## WHAT YOU NEED TO DO
Locate each line holding the string "Planck" and copy it.

↓↓↓

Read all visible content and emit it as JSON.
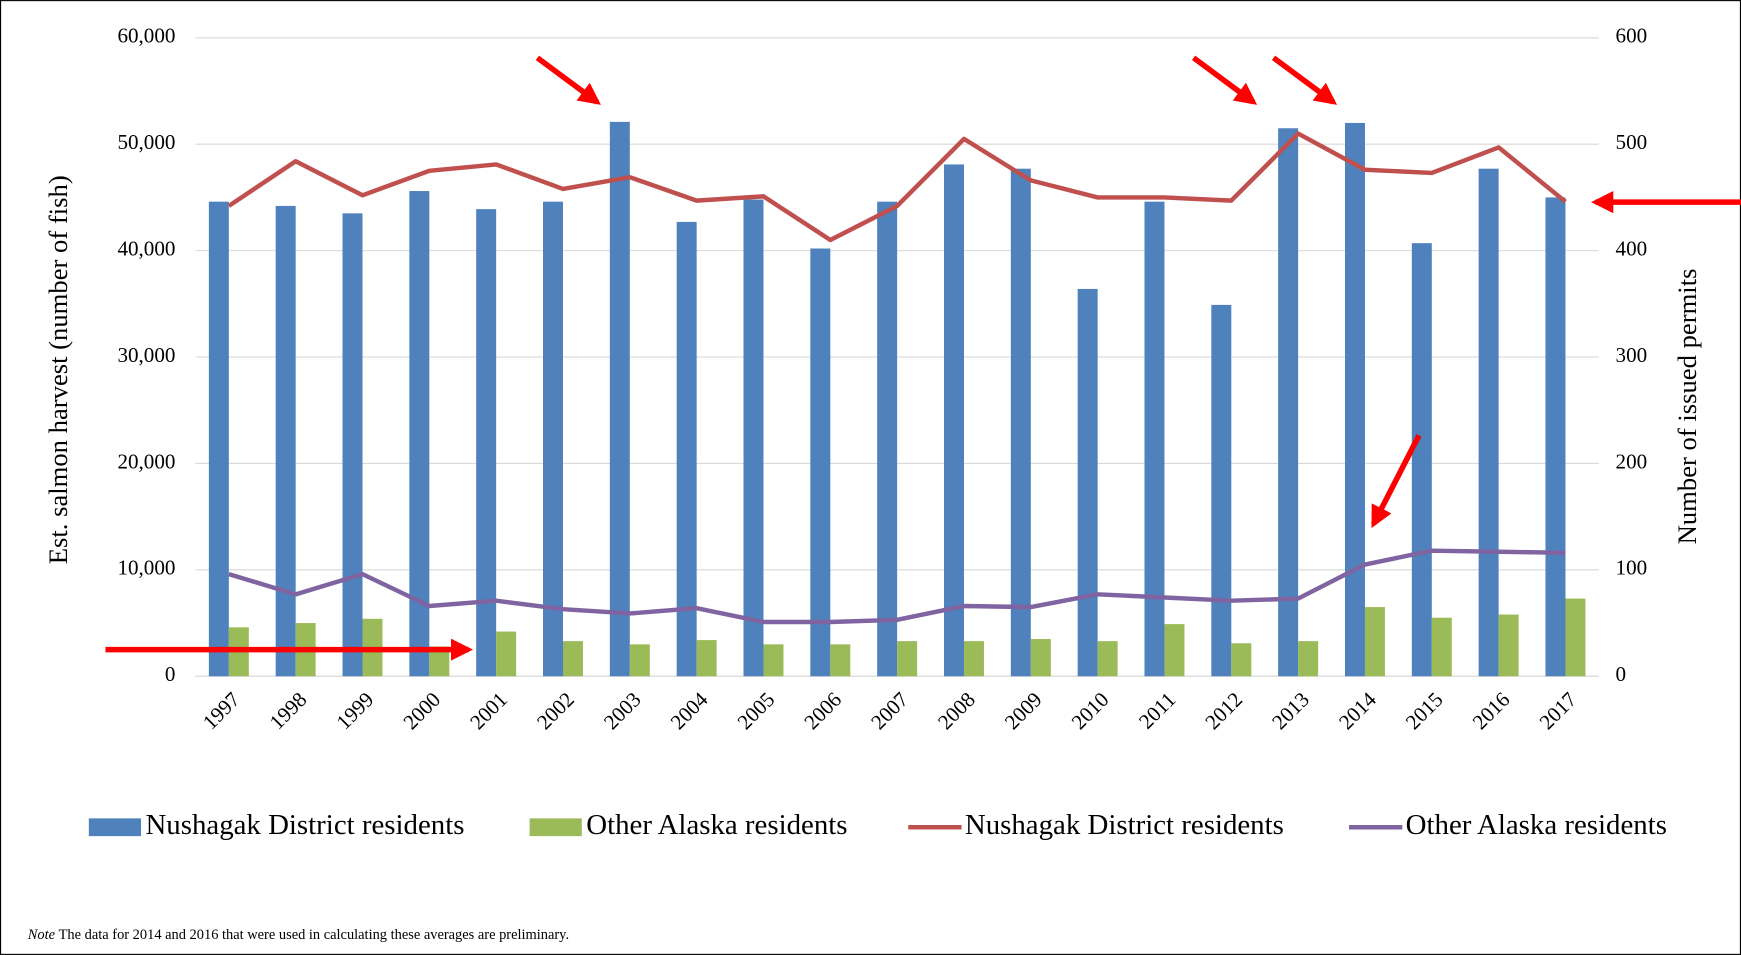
{
  "chart_data": {
    "type": "combo",
    "categories": [
      "1997",
      "1998",
      "1999",
      "2000",
      "2001",
      "2002",
      "2003",
      "2004",
      "2005",
      "2006",
      "2007",
      "2008",
      "2009",
      "2010",
      "2011",
      "2012",
      "2013",
      "2014",
      "2015",
      "2016",
      "2017"
    ],
    "y_label": "Est. salmon harvest (number of fish)",
    "y2_label": "Number of issued permits",
    "ylim": [
      0,
      60000
    ],
    "yticks": [
      0,
      {
        "value": 10000,
        "label": "10,000"
      },
      {
        "value": 20000,
        "label": "20,000"
      },
      {
        "value": 30000,
        "label": "30,000"
      },
      {
        "value": 40000,
        "label": "40,000"
      },
      {
        "value": 50000,
        "label": "50,000"
      },
      {
        "value": 60000,
        "label": "60,000"
      }
    ],
    "y2lim": [
      0,
      600
    ],
    "y2ticks": [
      0,
      100,
      200,
      300,
      400,
      500,
      600
    ],
    "grid": true,
    "series": [
      {
        "name": "Nushagak District residents",
        "type": "bar",
        "color": "#4f81bd",
        "values": [
          44600,
          44200,
          43500,
          45600,
          43900,
          44600,
          52100,
          42700,
          44800,
          40200,
          44600,
          48100,
          47700,
          36400,
          44600,
          34900,
          51500,
          52000,
          40700,
          47700,
          45000
        ]
      },
      {
        "name": "Other Alaska residents",
        "type": "bar",
        "color": "#9bbb59",
        "values": [
          4600,
          5000,
          5400,
          2800,
          4200,
          3300,
          3000,
          3400,
          3000,
          3000,
          3300,
          3300,
          3500,
          3300,
          4900,
          3100,
          3300,
          6500,
          5500,
          5800,
          7300
        ]
      },
      {
        "name": "Nushagak District residents",
        "type": "line",
        "axis": "y2",
        "color": "#c0504d",
        "values": [
          442,
          484,
          452,
          475,
          481,
          458,
          469,
          447,
          451,
          410,
          442,
          505,
          466,
          450,
          450,
          447,
          510,
          476,
          473,
          497,
          446
        ]
      },
      {
        "name": "Other Alaska residents",
        "type": "line",
        "axis": "y2",
        "color": "#8064a2",
        "values": [
          96,
          77,
          96,
          66,
          71,
          63,
          59,
          64,
          51,
          51,
          53,
          66,
          65,
          77,
          74,
          71,
          73,
          105,
          118,
          117,
          116
        ]
      }
    ],
    "note_label": "Note",
    "note": "The data for 2014 and 2016 that were used in calculating these averages are preliminary."
  }
}
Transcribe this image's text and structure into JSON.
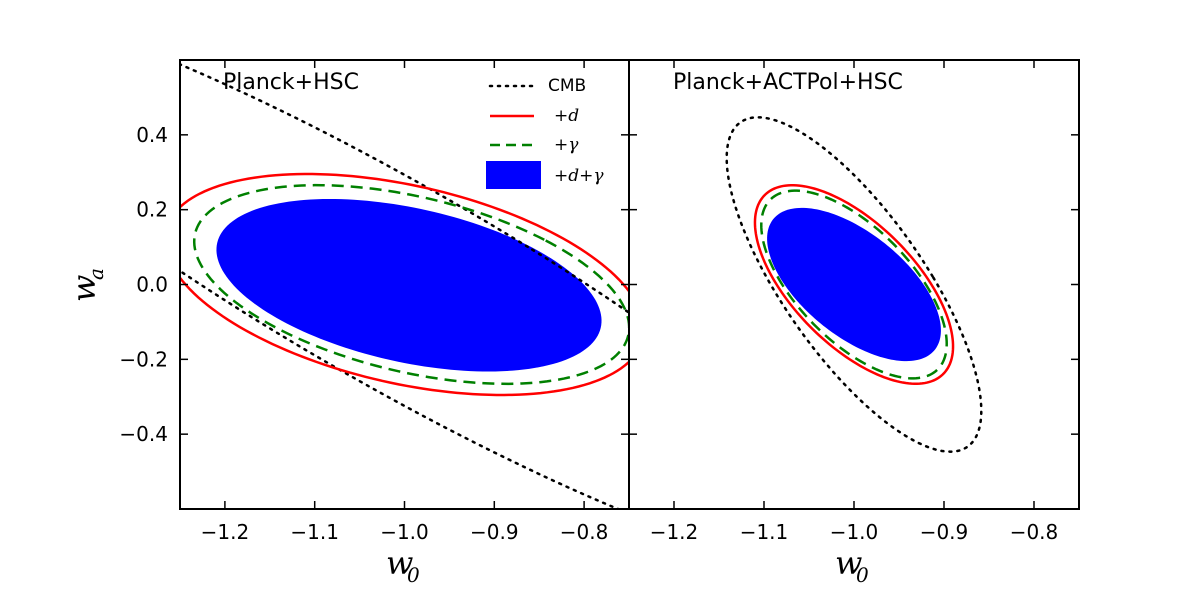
{
  "chart_data": [
    {
      "type": "contour",
      "title": "Planck+HSC",
      "xlabel": "w",
      "xlabel_sub": "0",
      "ylabel": "w",
      "ylabel_sub": "a",
      "xlim": [
        -1.25,
        -0.75
      ],
      "ylim": [
        -0.6,
        0.6
      ],
      "xticks": [
        -1.2,
        -1.1,
        -1.0,
        -0.9,
        -0.8
      ],
      "xtick_labels": [
        "−1.2",
        "−1.1",
        "−1.0",
        "−0.9",
        "−0.8"
      ],
      "yticks": [
        -0.4,
        -0.2,
        0.0,
        0.2,
        0.4
      ],
      "ytick_labels": [
        "−0.4",
        "−0.2",
        "0.0",
        "0.2",
        "0.4"
      ],
      "series": [
        {
          "name": "CMB",
          "style": "dotted",
          "color": "#000000",
          "center": [
            -1.012,
            0.0
          ],
          "semi_axes": [
            0.18,
            0.91
          ],
          "angle_deg": 34
        },
        {
          "name": "+d",
          "style": "solid",
          "color": "#ff0000",
          "center": [
            -1.0,
            0.0
          ],
          "semi_axes": [
            0.215,
            0.335
          ],
          "angle_deg": 38
        },
        {
          "name": "+γ",
          "style": "dashed",
          "color": "#008000",
          "center": [
            -0.992,
            0.0
          ],
          "semi_axes": [
            0.19,
            0.305
          ],
          "angle_deg": 39
        },
        {
          "name": "+d+γ",
          "style": "filled",
          "color": "#0000ff",
          "center": [
            -0.995,
            -0.002
          ],
          "semi_axes": [
            0.17,
            0.265
          ],
          "angle_deg": 40
        }
      ],
      "legend": [
        {
          "label": "CMB",
          "style": "dotted"
        },
        {
          "label": "+d",
          "style": "solid"
        },
        {
          "label": "+γ",
          "style": "dashed"
        },
        {
          "label": "+d+γ",
          "style": "filled"
        }
      ]
    },
    {
      "type": "contour",
      "title": "Planck+ACTPol+HSC",
      "xlabel": "w",
      "xlabel_sub": "0",
      "xlim": [
        -1.25,
        -0.75
      ],
      "ylim": [
        -0.6,
        0.6
      ],
      "xticks": [
        -1.2,
        -1.1,
        -1.0,
        -0.9,
        -0.8
      ],
      "xtick_labels": [
        "−1.2",
        "−1.1",
        "−1.0",
        "−0.9",
        "−0.8"
      ],
      "series": [
        {
          "name": "CMB",
          "style": "dotted",
          "color": "#000000",
          "center": [
            -1.0,
            0.0
          ],
          "semi_axes": [
            0.09,
            0.46
          ],
          "angle_deg": 14
        },
        {
          "name": "+d",
          "style": "solid",
          "color": "#ff0000",
          "center": [
            -1.0,
            0.0
          ],
          "semi_axes": [
            0.083,
            0.275
          ],
          "angle_deg": 16
        },
        {
          "name": "+γ",
          "style": "dashed",
          "color": "#008000",
          "center": [
            -1.0,
            0.0
          ],
          "semi_axes": [
            0.077,
            0.26
          ],
          "angle_deg": 16
        },
        {
          "name": "+d+γ",
          "style": "filled",
          "color": "#0000ff",
          "center": [
            -1.0,
            0.0
          ],
          "semi_axes": [
            0.074,
            0.214
          ],
          "angle_deg": 18
        }
      ]
    }
  ]
}
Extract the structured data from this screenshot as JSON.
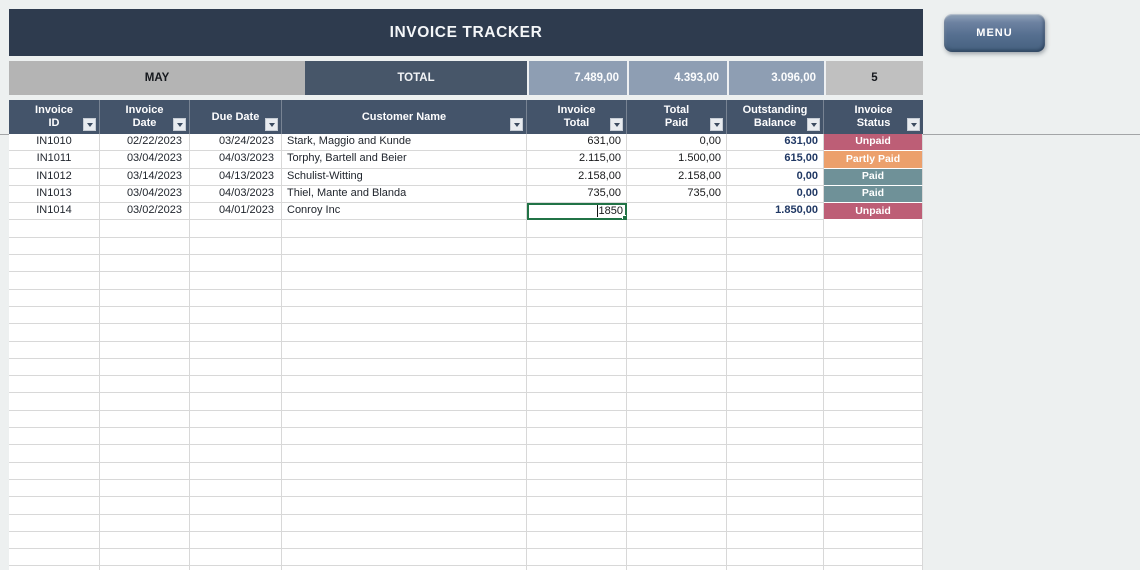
{
  "app": {
    "title": "INVOICE TRACKER",
    "menu_button_label": "MENU"
  },
  "summary": {
    "month": "MAY",
    "total_label": "TOTAL",
    "invoice_total": "7.489,00",
    "total_paid": "4.393,00",
    "outstanding_balance": "3.096,00",
    "invoice_count": "5"
  },
  "table": {
    "columns": [
      {
        "line1": "Invoice",
        "line2": "ID"
      },
      {
        "line1": "Invoice",
        "line2": "Date"
      },
      {
        "line1": "Due Date"
      },
      {
        "line1": "Customer Name"
      },
      {
        "line1": "Invoice",
        "line2": "Total"
      },
      {
        "line1": "Total",
        "line2": "Paid"
      },
      {
        "line1": "Outstanding",
        "line2": "Balance"
      },
      {
        "line1": "Invoice",
        "line2": "Status"
      }
    ],
    "rows": [
      {
        "invoice_id": "IN1010",
        "invoice_date": "02/22/2023",
        "due_date": "03/24/2023",
        "customer_name": "Stark, Maggio and Kunde",
        "invoice_total": "631,00",
        "total_paid": "0,00",
        "outstanding_balance": "631,00",
        "status": "Unpaid"
      },
      {
        "invoice_id": "IN1011",
        "invoice_date": "03/04/2023",
        "due_date": "04/03/2023",
        "customer_name": "Torphy, Bartell and Beier",
        "invoice_total": "2.115,00",
        "total_paid": "1.500,00",
        "outstanding_balance": "615,00",
        "status": "Partly Paid"
      },
      {
        "invoice_id": "IN1012",
        "invoice_date": "03/14/2023",
        "due_date": "04/13/2023",
        "customer_name": "Schulist-Witting",
        "invoice_total": "2.158,00",
        "total_paid": "2.158,00",
        "outstanding_balance": "0,00",
        "status": "Paid"
      },
      {
        "invoice_id": "IN1013",
        "invoice_date": "03/04/2023",
        "due_date": "04/03/2023",
        "customer_name": "Thiel, Mante and Blanda",
        "invoice_total": "735,00",
        "total_paid": "735,00",
        "outstanding_balance": "0,00",
        "status": "Paid"
      },
      {
        "invoice_id": "IN1014",
        "invoice_date": "03/02/2023",
        "due_date": "04/01/2023",
        "customer_name": "Conroy Inc",
        "invoice_total": "1850",
        "total_paid": "",
        "outstanding_balance": "1.850,00",
        "status": "Unpaid"
      }
    ],
    "editing_cell": {
      "row": 4,
      "column": "invoice_total",
      "value": "1850"
    }
  },
  "status_colors": {
    "Unpaid": "#bd5e76",
    "Partly Paid": "#eca06c",
    "Paid": "#6f9198"
  },
  "colors": {
    "title_bar": "#2e3b4e",
    "table_header": "#44546a",
    "summary_value_bg": "#8e9eb3",
    "edit_cell_border": "#217346",
    "outstanding_text": "#203864"
  },
  "empty_row_count": 21
}
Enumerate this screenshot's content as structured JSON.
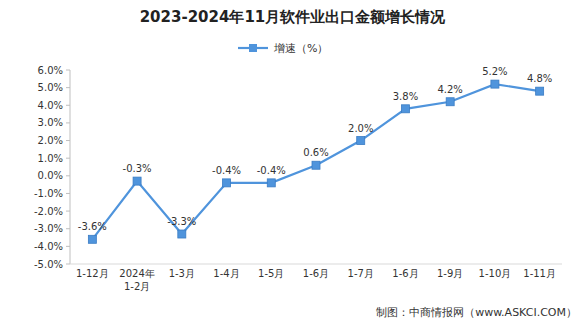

↑↑↑

## OUTPUT BELOW
      "title": "Planck+HSC",
      "title": "Planck+ACTPol+HSC",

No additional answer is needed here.